**The exercise:** Can you find the lines of the listing that include "have" and copy every one?

**Extracted data:**
= = =
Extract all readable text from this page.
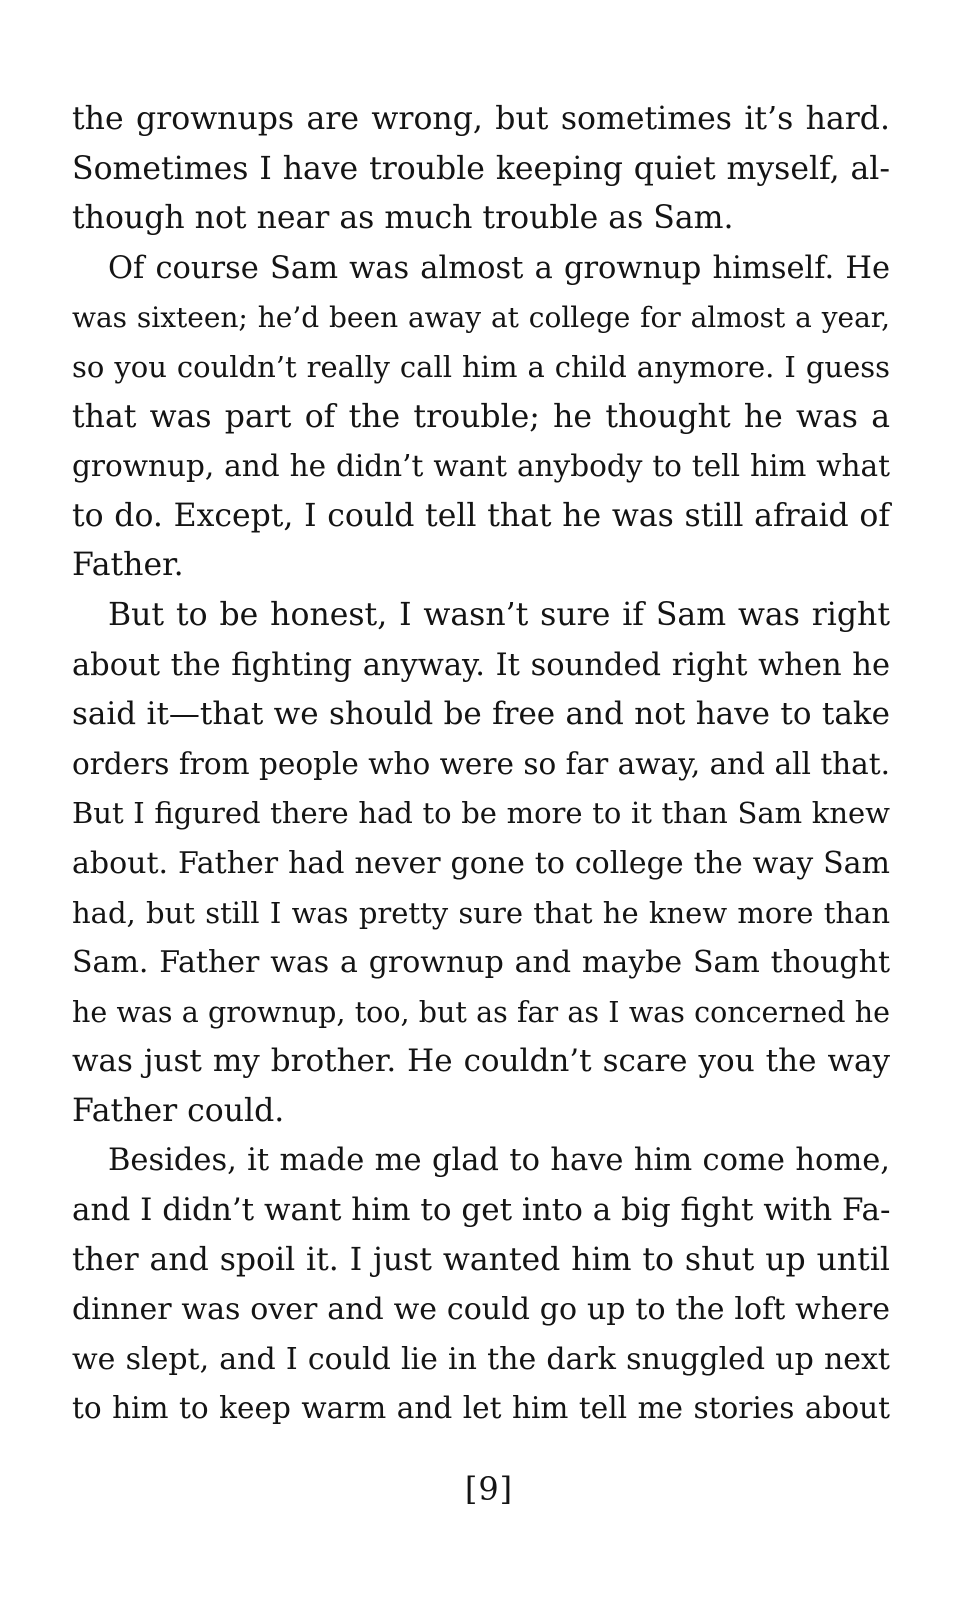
the grownups are wrong, but sometimes it’s hard.
Sometimes I have trouble keeping quiet myself, al-
though not near as much trouble as Sam.
Of course Sam was almost a grownup himself. He
was sixteen; he’d been away at college for almost a year,
so you couldn’t really call him a child anymore. I guess
that was part of the trouble; he thought he was a
grownup, and he didn’t want anybody to tell him what
to do. Except, I could tell that he was still afraid of
Father.
But to be honest, I wasn’t sure if Sam was right
about the fighting anyway. It sounded right when he
said it—that we should be free and not have to take
orders from people who were so far away, and all that.
But I figured there had to be more to it than Sam knew
about. Father had never gone to college the way Sam
had, but still I was pretty sure that he knew more than
Sam. Father was a grownup and maybe Sam thought
he was a grownup, too, but as far as I was concerned he
was just my brother. He couldn’t scare you the way
Father could.
Besides, it made me glad to have him come home,
and I didn’t want him to get into a big fight with Fa-
ther and spoil it. I just wanted him to shut up until
dinner was over and we could go up to the loft where
we slept, and I could lie in the dark snuggled up next
to him to keep warm and let him tell me stories about
[9]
= = =
**The completed task:**
Sometimes I have trouble keeping quiet myself, al-
said it—that we should be free and not have to take
Besides, it made me glad to have him come home,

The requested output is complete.